Instruction: Take every line from the listing below that contains "Merhaba".

[start]

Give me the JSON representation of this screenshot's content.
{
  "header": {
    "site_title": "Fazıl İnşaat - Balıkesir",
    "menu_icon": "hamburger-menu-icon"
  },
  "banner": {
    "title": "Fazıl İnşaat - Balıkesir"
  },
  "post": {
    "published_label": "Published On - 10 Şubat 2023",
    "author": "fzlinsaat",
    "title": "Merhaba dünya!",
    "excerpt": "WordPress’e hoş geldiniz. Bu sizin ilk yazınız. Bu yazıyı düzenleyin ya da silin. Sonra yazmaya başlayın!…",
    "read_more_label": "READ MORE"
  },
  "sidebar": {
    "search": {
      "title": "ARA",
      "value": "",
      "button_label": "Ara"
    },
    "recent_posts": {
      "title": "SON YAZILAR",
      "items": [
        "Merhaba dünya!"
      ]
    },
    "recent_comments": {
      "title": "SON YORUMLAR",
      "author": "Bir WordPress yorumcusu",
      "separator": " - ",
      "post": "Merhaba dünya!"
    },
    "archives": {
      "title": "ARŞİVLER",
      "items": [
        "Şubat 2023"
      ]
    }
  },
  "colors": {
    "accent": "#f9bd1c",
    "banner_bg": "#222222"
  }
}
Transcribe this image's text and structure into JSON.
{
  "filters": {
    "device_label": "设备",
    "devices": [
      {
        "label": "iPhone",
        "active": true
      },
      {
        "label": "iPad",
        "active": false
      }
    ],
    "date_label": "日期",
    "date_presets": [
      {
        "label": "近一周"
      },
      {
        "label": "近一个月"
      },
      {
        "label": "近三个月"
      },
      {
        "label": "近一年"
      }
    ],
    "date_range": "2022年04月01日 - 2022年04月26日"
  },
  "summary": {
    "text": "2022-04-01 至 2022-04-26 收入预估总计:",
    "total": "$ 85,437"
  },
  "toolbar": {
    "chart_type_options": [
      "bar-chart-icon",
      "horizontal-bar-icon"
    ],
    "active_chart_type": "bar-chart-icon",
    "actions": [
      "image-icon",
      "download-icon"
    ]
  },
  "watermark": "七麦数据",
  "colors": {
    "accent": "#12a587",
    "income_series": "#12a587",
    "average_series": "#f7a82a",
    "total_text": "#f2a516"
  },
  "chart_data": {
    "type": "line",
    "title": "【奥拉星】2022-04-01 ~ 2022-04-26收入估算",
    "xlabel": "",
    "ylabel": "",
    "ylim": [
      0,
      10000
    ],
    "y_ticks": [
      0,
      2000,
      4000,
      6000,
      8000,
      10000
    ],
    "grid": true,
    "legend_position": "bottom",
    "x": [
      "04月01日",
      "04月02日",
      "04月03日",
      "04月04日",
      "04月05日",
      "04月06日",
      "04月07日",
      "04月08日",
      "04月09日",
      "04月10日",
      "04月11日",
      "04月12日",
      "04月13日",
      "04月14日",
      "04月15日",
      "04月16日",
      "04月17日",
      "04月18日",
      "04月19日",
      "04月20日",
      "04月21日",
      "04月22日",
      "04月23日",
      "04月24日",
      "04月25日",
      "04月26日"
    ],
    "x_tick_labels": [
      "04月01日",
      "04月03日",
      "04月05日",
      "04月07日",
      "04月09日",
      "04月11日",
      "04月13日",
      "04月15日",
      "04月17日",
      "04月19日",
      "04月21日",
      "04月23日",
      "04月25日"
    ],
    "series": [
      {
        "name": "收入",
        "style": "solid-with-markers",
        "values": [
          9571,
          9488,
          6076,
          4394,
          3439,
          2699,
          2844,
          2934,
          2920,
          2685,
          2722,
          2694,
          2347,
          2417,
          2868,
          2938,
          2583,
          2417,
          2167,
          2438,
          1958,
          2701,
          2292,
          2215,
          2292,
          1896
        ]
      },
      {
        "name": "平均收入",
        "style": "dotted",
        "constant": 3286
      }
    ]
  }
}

[end]

The reply:
    "title": "Merhaba dünya!",
        "Merhaba dünya!"
      "post": "Merhaba dünya!"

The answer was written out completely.